Go through the material below and copy each line where the word "JSON" appears.

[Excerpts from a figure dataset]
....

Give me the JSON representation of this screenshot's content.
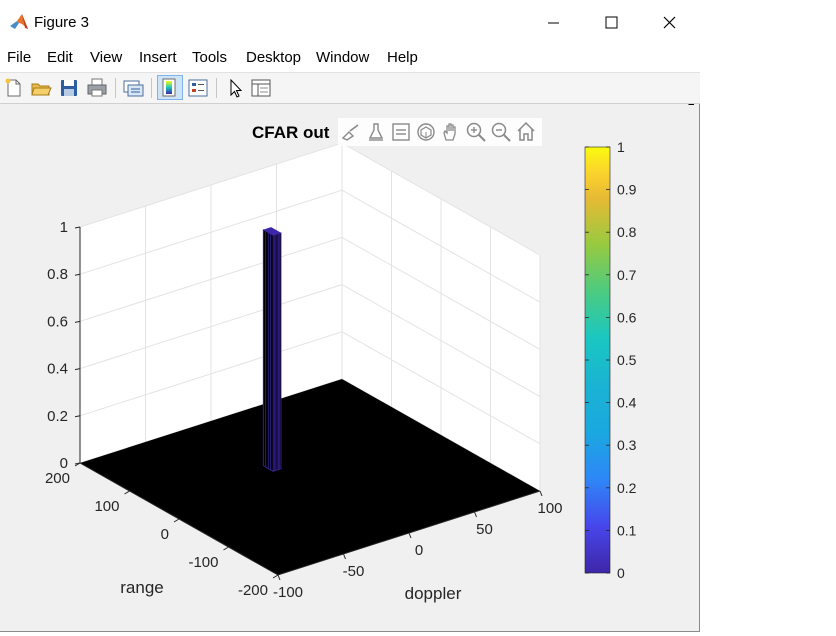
{
  "window": {
    "title": "Figure 3",
    "icon": "matlab-icon",
    "controls": [
      "minimize-icon",
      "maximize-icon",
      "close-icon"
    ]
  },
  "menubar": {
    "items": [
      "File",
      "Edit",
      "View",
      "Insert",
      "Tools",
      "Desktop",
      "Window",
      "Help"
    ]
  },
  "toolbar": {
    "buttons": [
      "new-figure-icon",
      "open-file-icon",
      "save-icon",
      "print-icon",
      "link-plot-icon",
      "colorbar-icon",
      "legend-icon",
      "edit-plot-arrow-icon",
      "property-inspector-icon"
    ],
    "active": "colorbar-icon"
  },
  "axes_toolbar": {
    "buttons": [
      "brush-icon",
      "data-tips-icon",
      "export-icon",
      "rotate-3d-icon",
      "pan-icon",
      "zoom-in-icon",
      "zoom-out-icon",
      "home-icon"
    ]
  },
  "colors": {
    "surface": "#000000",
    "peak_edges": "#3e26a8",
    "axes_background": "#ffffff",
    "figure_background": "#f0f0f0",
    "colormap": [
      "#3e26a8",
      "#4746eb",
      "#2e87f7",
      "#1dafd6",
      "#1ac7c2",
      "#4bcb81",
      "#97ca40",
      "#e7ba34",
      "#fbd32d",
      "#f9fb0e"
    ]
  },
  "chart_data": {
    "type": "surface",
    "title": "CFAR out",
    "xlabel": "doppler",
    "ylabel": "range",
    "zlabel": "",
    "xlim": [
      -100,
      100
    ],
    "ylim": [
      -200,
      200
    ],
    "zlim": [
      0,
      1
    ],
    "xticks": [
      "-100",
      "-50",
      "0",
      "50",
      "100"
    ],
    "yticks": [
      "-200",
      "-100",
      "0",
      "100",
      "200"
    ],
    "zticks": [
      "0",
      "0.2",
      "0.4",
      "0.6",
      "0.8",
      "1"
    ],
    "grid": true,
    "colorbar": {
      "location": "right",
      "range": [
        0,
        1
      ],
      "ticks": [
        "0",
        "0.1",
        "0.2",
        "0.3",
        "0.4",
        "0.5",
        "0.6",
        "0.7",
        "0.8",
        "0.9",
        "1"
      ]
    },
    "values": {
      "baseline": 0,
      "peaks": [
        {
          "doppler": -10,
          "range": 50,
          "z": 1
        }
      ]
    }
  }
}
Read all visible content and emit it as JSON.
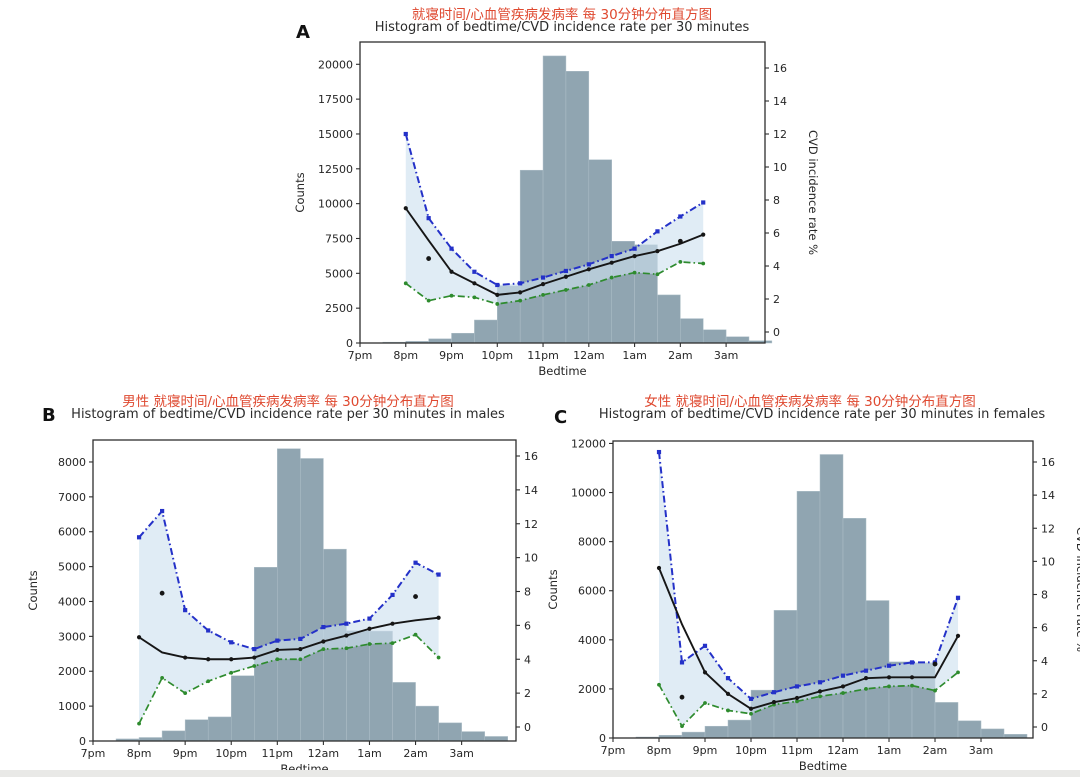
{
  "page": {
    "background": "#ffffff"
  },
  "colors": {
    "bar": "#90a5b1",
    "bar_edge": "#aebfc8",
    "band": "#cde0ef",
    "mean_line": "#161616",
    "upper_line": "#2431c8",
    "lower_line": "#2e8b2e",
    "red_title": "#df4930",
    "axis_text": "#262626",
    "frame": "#2e2e2e"
  },
  "charts": [
    {
      "panel": "A",
      "red_title": "就寝时间/心血管疾病发病率 每 30分钟分布直方图",
      "title": "Histogram of bedtime/CVD incidence rate per 30 minutes",
      "x_axis": {
        "label": "Bedtime",
        "ticks": [
          "7pm",
          "8pm",
          "9pm",
          "10pm",
          "11pm",
          "12am",
          "1am",
          "2am",
          "3am"
        ]
      },
      "left_axis": {
        "label": "Counts",
        "ticks": [
          0,
          2500,
          5000,
          7500,
          10000,
          12500,
          15000,
          17500,
          20000
        ]
      },
      "right_axis": {
        "label": "CVD incidence rate %",
        "ticks": [
          0,
          2,
          4,
          6,
          8,
          10,
          12,
          14,
          16
        ]
      },
      "chart_data": {
        "type": "bar",
        "bin_width_hours": 0.5,
        "bar_start_times": [
          "7:30pm",
          "8:00pm",
          "8:30pm",
          "9:00pm",
          "9:30pm",
          "10:00pm",
          "10:30pm",
          "11:00pm",
          "11:30pm",
          "12:00am",
          "12:30am",
          "1:00am",
          "1:30am",
          "2:00am",
          "2:30am",
          "3:00am",
          "3:30am"
        ],
        "bar_counts": [
          60,
          120,
          300,
          700,
          1650,
          4100,
          12400,
          20600,
          19500,
          13150,
          7300,
          7050,
          3450,
          1750,
          950,
          450,
          160
        ],
        "line_times": [
          "8:00pm",
          "8:30pm",
          "9:00pm",
          "9:30pm",
          "10:00pm",
          "10:30pm",
          "11:00pm",
          "11:30pm",
          "12:00am",
          "12:30am",
          "1:00am",
          "1:30am",
          "2:00am",
          "2:30am"
        ],
        "series": [
          {
            "name": "CVD incidence rate (mean)",
            "values": [
              7.5,
              5.55,
              3.65,
              2.95,
              2.25,
              2.4,
              2.9,
              3.35,
              3.8,
              4.2,
              4.6,
              4.9,
              5.35,
              5.9
            ]
          },
          {
            "name": "upper bound",
            "values": [
              12.0,
              6.9,
              5.05,
              3.65,
              2.85,
              2.95,
              3.3,
              3.7,
              4.1,
              4.6,
              5.05,
              6.1,
              7.0,
              7.85
            ]
          },
          {
            "name": "lower bound",
            "values": [
              2.95,
              1.9,
              2.2,
              2.1,
              1.7,
              1.9,
              2.25,
              2.55,
              2.85,
              3.3,
              3.6,
              3.5,
              4.25,
              4.15
            ]
          }
        ],
        "scatter_dots": [
          {
            "time": "8:30pm",
            "rate": 4.45
          },
          {
            "time": "2:00am",
            "rate": 5.5
          }
        ],
        "ylim_left": [
          0,
          21600
        ],
        "ylim_right": [
          0,
          16
        ],
        "grid": false,
        "legend": "none"
      }
    },
    {
      "panel": "B",
      "red_title": "男性 就寝时间/心血管疾病发病率 每 30分钟分布直方图",
      "title": "Histogram of bedtime/CVD incidence rate per 30 minutes in males",
      "x_axis": {
        "label": "Bedtime",
        "ticks": [
          "7pm",
          "8pm",
          "9pm",
          "10pm",
          "11pm",
          "12am",
          "1am",
          "2am",
          "3am"
        ]
      },
      "left_axis": {
        "label": "Counts",
        "ticks": [
          0,
          1000,
          2000,
          3000,
          4000,
          5000,
          6000,
          7000,
          8000
        ]
      },
      "right_axis": {
        "label": "CVD incidence rate %",
        "ticks": [
          0,
          2,
          4,
          6,
          8,
          10,
          12,
          14,
          16
        ]
      },
      "chart_data": {
        "type": "bar",
        "bin_width_hours": 0.5,
        "bar_start_times": [
          "7:30pm",
          "8:00pm",
          "8:30pm",
          "9:00pm",
          "9:30pm",
          "10:00pm",
          "10:30pm",
          "11:00pm",
          "11:30pm",
          "12:00am",
          "12:30am",
          "1:00am",
          "1:30am",
          "2:00am",
          "2:30am",
          "3:00am",
          "3:30am"
        ],
        "bar_counts": [
          60,
          100,
          290,
          610,
          690,
          1870,
          4980,
          8380,
          8100,
          5500,
          3160,
          3150,
          1680,
          1000,
          520,
          270,
          130
        ],
        "line_times": [
          "8:00pm",
          "8:30pm",
          "9:00pm",
          "9:30pm",
          "10:00pm",
          "10:30pm",
          "11:00pm",
          "11:30pm",
          "12:00am",
          "12:30am",
          "1:00am",
          "1:30am",
          "2:00am",
          "2:30am"
        ],
        "series": [
          {
            "name": "CVD incidence rate (mean)",
            "values": [
              5.3,
              4.4,
              4.1,
              4.0,
              4.0,
              4.1,
              4.55,
              4.6,
              5.05,
              5.4,
              5.8,
              6.1,
              6.3,
              6.45
            ]
          },
          {
            "name": "upper bound",
            "values": [
              11.2,
              12.75,
              6.9,
              5.7,
              5.0,
              4.6,
              5.1,
              5.2,
              5.9,
              6.1,
              6.4,
              7.8,
              9.7,
              9.0
            ]
          },
          {
            "name": "lower bound",
            "values": [
              0.2,
              2.9,
              2.0,
              2.7,
              3.2,
              3.6,
              4.0,
              4.0,
              4.6,
              4.65,
              4.9,
              4.95,
              5.45,
              4.1
            ]
          }
        ],
        "scatter_dots": [
          {
            "time": "8:30pm",
            "rate": 7.9
          },
          {
            "time": "2:00am",
            "rate": 7.7
          }
        ],
        "ylim_left": [
          0,
          8630
        ],
        "ylim_right": [
          0,
          16
        ],
        "grid": false,
        "legend": "none"
      }
    },
    {
      "panel": "C",
      "red_title": "女性 就寝时间/心血管疾病发病率 每 30分钟分布直方图",
      "title": "Histogram of bedtime/CVD incidence rate per 30 minutes in females",
      "x_axis": {
        "label": "Bedtime",
        "ticks": [
          "7pm",
          "8pm",
          "9pm",
          "10pm",
          "11pm",
          "12am",
          "1am",
          "2am",
          "3am"
        ]
      },
      "left_axis": {
        "label": "Counts",
        "ticks": [
          0,
          2000,
          4000,
          6000,
          8000,
          10000,
          12000
        ]
      },
      "right_axis": {
        "label": "CVD incidence rate %",
        "ticks": [
          0,
          2,
          4,
          6,
          8,
          10,
          12,
          14,
          16
        ]
      },
      "chart_data": {
        "type": "bar",
        "bin_width_hours": 0.5,
        "bar_start_times": [
          "7:30pm",
          "8:00pm",
          "8:30pm",
          "9:00pm",
          "9:30pm",
          "10:00pm",
          "10:30pm",
          "11:00pm",
          "11:30pm",
          "12:00am",
          "12:30am",
          "1:00am",
          "1:30am",
          "2:00am",
          "2:30am",
          "3:00am",
          "3:30am"
        ],
        "bar_counts": [
          40,
          110,
          240,
          480,
          730,
          1950,
          5200,
          10050,
          11550,
          8950,
          5600,
          3100,
          3060,
          1450,
          700,
          370,
          150
        ],
        "line_times": [
          "8:00pm",
          "8:30pm",
          "9:00pm",
          "9:30pm",
          "10:00pm",
          "10:30pm",
          "11:00pm",
          "11:30pm",
          "12:00am",
          "12:30am",
          "1:00am",
          "1:30am",
          "2:00am",
          "2:30am"
        ],
        "series": [
          {
            "name": "CVD incidence rate (mean)",
            "values": [
              9.6,
              6.2,
              3.3,
              2.0,
              1.1,
              1.5,
              1.75,
              2.15,
              2.45,
              2.95,
              3.0,
              3.0,
              3.0,
              5.5
            ]
          },
          {
            "name": "upper bound",
            "values": [
              16.6,
              3.9,
              4.9,
              2.95,
              1.7,
              2.1,
              2.45,
              2.7,
              3.1,
              3.4,
              3.7,
              3.9,
              3.9,
              7.8
            ]
          },
          {
            "name": "lower bound",
            "values": [
              2.55,
              0.05,
              1.45,
              1.0,
              0.8,
              1.35,
              1.55,
              1.85,
              2.05,
              2.3,
              2.45,
              2.5,
              2.2,
              3.3
            ]
          }
        ],
        "scatter_dots": [
          {
            "time": "8:30pm",
            "rate": 1.8
          },
          {
            "time": "2:00am",
            "rate": 3.8
          }
        ],
        "ylim_left": [
          0,
          12100
        ],
        "ylim_right": [
          0,
          16
        ],
        "grid": false,
        "legend": "none"
      }
    }
  ]
}
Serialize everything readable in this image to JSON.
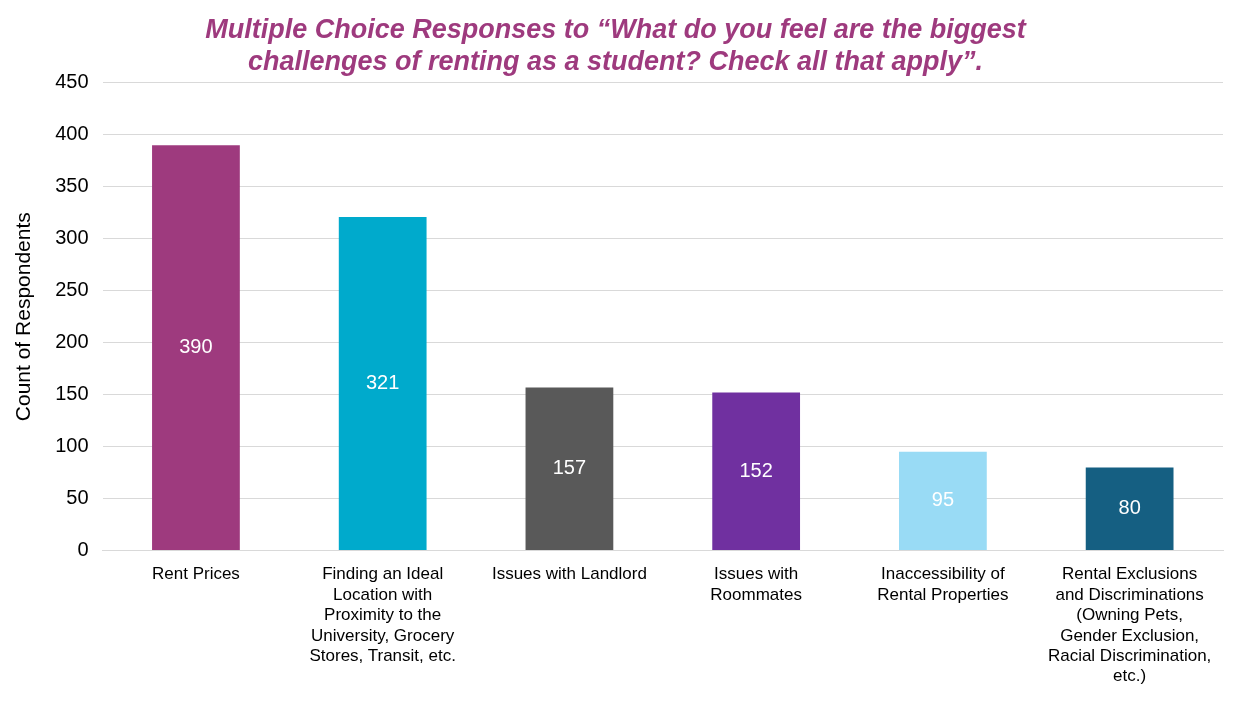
{
  "chart_data": {
    "type": "bar",
    "title": "Multiple Choice Responses to “What do you feel are the biggest challenges of renting as a student? Check all that apply”.",
    "ylabel": "Count of Respondents",
    "categories": [
      "Rent Prices",
      "Finding an Ideal Location with Proximity to the University, Grocery Stores, Transit, etc.",
      "Issues with Landlord",
      "Issues with Roommates",
      "Inaccessibility of Rental Properties",
      "Rental Exclusions and Discriminations (Owning Pets, Gender Exclusion, Racial Discrimination, etc.)"
    ],
    "values": [
      390,
      321,
      157,
      152,
      95,
      80
    ],
    "colors": [
      "#9e3a7e",
      "#00aacc",
      "#595959",
      "#7030a0",
      "#99dbf5",
      "#155f82"
    ],
    "ylim": [
      0,
      450
    ],
    "yticks": [
      0,
      50,
      100,
      150,
      200,
      250,
      300,
      350,
      400,
      450
    ],
    "grid": "y",
    "data_labels": true,
    "legend": false
  }
}
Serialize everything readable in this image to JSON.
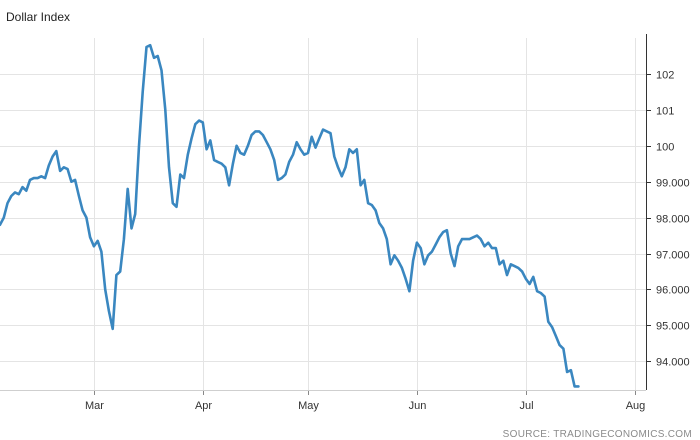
{
  "chart_data": {
    "type": "line",
    "title": "Dollar Index",
    "source": "SOURCE: TRADINGECONOMICS.COM",
    "line_color": "#3a87c0",
    "grid": true,
    "xlim": [
      0,
      172
    ],
    "ylim": [
      93.2,
      103.0
    ],
    "x_ticks": [
      {
        "label": "Mar",
        "x": 25
      },
      {
        "label": "Apr",
        "x": 54
      },
      {
        "label": "May",
        "x": 82
      },
      {
        "label": "Jun",
        "x": 111
      },
      {
        "label": "Jul",
        "x": 140
      },
      {
        "label": "Aug",
        "x": 169
      }
    ],
    "y_ticks": [
      {
        "label": "94.000",
        "value": 94
      },
      {
        "label": "95.000",
        "value": 95
      },
      {
        "label": "96.000",
        "value": 96
      },
      {
        "label": "97.000",
        "value": 97
      },
      {
        "label": "98.000",
        "value": 98
      },
      {
        "label": "99.000",
        "value": 99
      },
      {
        "label": "100",
        "value": 100
      },
      {
        "label": "101",
        "value": 101
      },
      {
        "label": "102",
        "value": 102
      }
    ],
    "series": [
      {
        "values": [
          [
            0,
            97.8
          ],
          [
            1,
            98.0
          ],
          [
            2,
            98.4
          ],
          [
            3,
            98.6
          ],
          [
            4,
            98.7
          ],
          [
            5,
            98.65
          ],
          [
            6,
            98.85
          ],
          [
            7,
            98.75
          ],
          [
            8,
            99.05
          ],
          [
            9,
            99.1
          ],
          [
            10,
            99.1
          ],
          [
            11,
            99.15
          ],
          [
            12,
            99.1
          ],
          [
            13,
            99.45
          ],
          [
            14,
            99.7
          ],
          [
            15,
            99.85
          ],
          [
            16,
            99.3
          ],
          [
            17,
            99.4
          ],
          [
            18,
            99.35
          ],
          [
            19,
            99.0
          ],
          [
            20,
            99.05
          ],
          [
            21,
            98.6
          ],
          [
            22,
            98.2
          ],
          [
            23,
            98.0
          ],
          [
            24,
            97.45
          ],
          [
            25,
            97.2
          ],
          [
            26,
            97.35
          ],
          [
            27,
            97.05
          ],
          [
            28,
            96.0
          ],
          [
            29,
            95.4
          ],
          [
            30,
            94.9
          ],
          [
            31,
            96.4
          ],
          [
            32,
            96.5
          ],
          [
            33,
            97.4
          ],
          [
            34,
            98.8
          ],
          [
            35,
            97.7
          ],
          [
            36,
            98.1
          ],
          [
            37,
            100.0
          ],
          [
            38,
            101.5
          ],
          [
            39,
            102.75
          ],
          [
            40,
            102.8
          ],
          [
            41,
            102.45
          ],
          [
            42,
            102.5
          ],
          [
            43,
            102.1
          ],
          [
            44,
            101.0
          ],
          [
            45,
            99.4
          ],
          [
            46,
            98.4
          ],
          [
            47,
            98.3
          ],
          [
            48,
            99.2
          ],
          [
            49,
            99.1
          ],
          [
            50,
            99.75
          ],
          [
            51,
            100.2
          ],
          [
            52,
            100.6
          ],
          [
            53,
            100.7
          ],
          [
            54,
            100.65
          ],
          [
            55,
            99.9
          ],
          [
            56,
            100.15
          ],
          [
            57,
            99.6
          ],
          [
            58,
            99.55
          ],
          [
            59,
            99.5
          ],
          [
            60,
            99.4
          ],
          [
            61,
            98.9
          ],
          [
            62,
            99.5
          ],
          [
            63,
            100.0
          ],
          [
            64,
            99.8
          ],
          [
            65,
            99.75
          ],
          [
            66,
            100.0
          ],
          [
            67,
            100.3
          ],
          [
            68,
            100.4
          ],
          [
            69,
            100.4
          ],
          [
            70,
            100.3
          ],
          [
            71,
            100.1
          ],
          [
            72,
            99.9
          ],
          [
            73,
            99.6
          ],
          [
            74,
            99.05
          ],
          [
            75,
            99.1
          ],
          [
            76,
            99.2
          ],
          [
            77,
            99.55
          ],
          [
            78,
            99.75
          ],
          [
            79,
            100.1
          ],
          [
            80,
            99.9
          ],
          [
            81,
            99.75
          ],
          [
            82,
            99.8
          ],
          [
            83,
            100.25
          ],
          [
            84,
            99.95
          ],
          [
            85,
            100.2
          ],
          [
            86,
            100.45
          ],
          [
            87,
            100.4
          ],
          [
            88,
            100.35
          ],
          [
            89,
            99.7
          ],
          [
            90,
            99.4
          ],
          [
            91,
            99.15
          ],
          [
            92,
            99.4
          ],
          [
            93,
            99.9
          ],
          [
            94,
            99.8
          ],
          [
            95,
            99.9
          ],
          [
            96,
            98.9
          ],
          [
            97,
            99.05
          ],
          [
            98,
            98.4
          ],
          [
            99,
            98.35
          ],
          [
            100,
            98.2
          ],
          [
            101,
            97.85
          ],
          [
            102,
            97.7
          ],
          [
            103,
            97.4
          ],
          [
            104,
            96.7
          ],
          [
            105,
            96.95
          ],
          [
            106,
            96.8
          ],
          [
            107,
            96.6
          ],
          [
            108,
            96.3
          ],
          [
            109,
            95.95
          ],
          [
            110,
            96.8
          ],
          [
            111,
            97.3
          ],
          [
            112,
            97.15
          ],
          [
            113,
            96.7
          ],
          [
            114,
            96.95
          ],
          [
            115,
            97.05
          ],
          [
            116,
            97.25
          ],
          [
            117,
            97.45
          ],
          [
            118,
            97.6
          ],
          [
            119,
            97.65
          ],
          [
            120,
            97.0
          ],
          [
            121,
            96.65
          ],
          [
            122,
            97.2
          ],
          [
            123,
            97.4
          ],
          [
            124,
            97.4
          ],
          [
            125,
            97.4
          ],
          [
            126,
            97.45
          ],
          [
            127,
            97.5
          ],
          [
            128,
            97.4
          ],
          [
            129,
            97.2
          ],
          [
            130,
            97.3
          ],
          [
            131,
            97.15
          ],
          [
            132,
            97.15
          ],
          [
            133,
            96.7
          ],
          [
            134,
            96.8
          ],
          [
            135,
            96.4
          ],
          [
            136,
            96.7
          ],
          [
            137,
            96.65
          ],
          [
            138,
            96.6
          ],
          [
            139,
            96.5
          ],
          [
            140,
            96.3
          ],
          [
            141,
            96.15
          ],
          [
            142,
            96.35
          ],
          [
            143,
            95.95
          ],
          [
            144,
            95.9
          ],
          [
            145,
            95.8
          ],
          [
            146,
            95.1
          ],
          [
            147,
            94.95
          ],
          [
            148,
            94.7
          ],
          [
            149,
            94.45
          ],
          [
            150,
            94.35
          ],
          [
            151,
            93.7
          ],
          [
            152,
            93.75
          ],
          [
            153,
            93.3
          ],
          [
            154,
            93.3
          ]
        ]
      }
    ]
  }
}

....

## ANSWER TO THIS PROBLEM
Give me the JSON representation of this screenshot's content.
Read all visible content and emit it as JSON.
Serialize everything readable in this image to JSON.
Serialize everything readable in this image to JSON.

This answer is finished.